● What you are asked to do
Your task is to print every entry below exactly as given.

■ ■ ■

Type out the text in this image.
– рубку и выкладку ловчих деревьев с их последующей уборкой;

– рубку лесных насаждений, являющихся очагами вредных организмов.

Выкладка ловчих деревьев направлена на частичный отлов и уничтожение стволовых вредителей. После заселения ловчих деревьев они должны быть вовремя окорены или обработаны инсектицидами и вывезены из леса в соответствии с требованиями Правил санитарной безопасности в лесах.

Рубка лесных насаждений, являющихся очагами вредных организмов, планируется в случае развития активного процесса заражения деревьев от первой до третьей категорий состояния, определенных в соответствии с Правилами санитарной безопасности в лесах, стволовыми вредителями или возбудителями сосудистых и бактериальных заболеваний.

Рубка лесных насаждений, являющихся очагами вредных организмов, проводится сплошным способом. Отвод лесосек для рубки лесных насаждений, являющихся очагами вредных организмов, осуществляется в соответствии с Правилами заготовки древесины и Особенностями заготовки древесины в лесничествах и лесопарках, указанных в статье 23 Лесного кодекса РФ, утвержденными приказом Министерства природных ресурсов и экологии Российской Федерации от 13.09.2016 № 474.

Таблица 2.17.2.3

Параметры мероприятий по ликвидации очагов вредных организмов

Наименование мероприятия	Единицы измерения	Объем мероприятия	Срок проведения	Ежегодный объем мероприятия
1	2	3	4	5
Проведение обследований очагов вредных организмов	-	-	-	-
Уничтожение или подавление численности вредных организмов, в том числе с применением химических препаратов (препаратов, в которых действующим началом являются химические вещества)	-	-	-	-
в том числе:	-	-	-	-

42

■ ■ ■

● Answer to the exercise
Type out the text in this image.
– рубку и выкладку ловчих деревьев с их последующей уборкой;

– рубку лесных насаждений, являющихся очагами вредных организмов.

Выкладка ловчих деревьев направлена на частичный отлов и уничтожение стволовых вредителей. После заселения ловчих деревьев они должны быть вовремя окорены или обработаны инсектицидами и вывезены из леса в соответствии с требованиями Правил санитарной безопасности в лесах.

Рубка лесных насаждений, являющихся очагами вредных организмов, планируется в случае развития активного процесса заражения деревьев от первой до третьей категорий состояния, определенных в соответствии с Правилами санитарной безопасности в лесах, стволовыми вредителями или возбудителями сосудистых и бактериальных заболеваний.

Рубка лесных насаждений, являющихся очагами вредных организмов, проводится сплошным способом. Отвод лесосек для рубки лесных насаждений, являющихся очагами вредных организмов, осуществляется в соответствии с Правилами заготовки древесины и Особенностями заготовки древесины в лесничествах и лесопарках, указанных в статье 23 Лесного кодекса РФ, утвержденными приказом Министерства природных ресурсов и экологии Российской Федерации от 13.09.2016 № 474.

Таблица 2.17.2.3

Параметры мероприятий по ликвидации очагов вредных организмов

Наименование мероприятия	Единицы измерения	Объем мероприятия	Срок проведения	Ежегодный объем мероприятия
1	2	3	4	5
Проведение обследований очагов вредных организмов	-	-	-	-
Уничтожение или подавление численности вредных организмов, в том числе с применением химических препаратов (препаратов, в которых действующим началом являются химические вещества)	-	-	-	-
в том числе:	-	-	-	-

42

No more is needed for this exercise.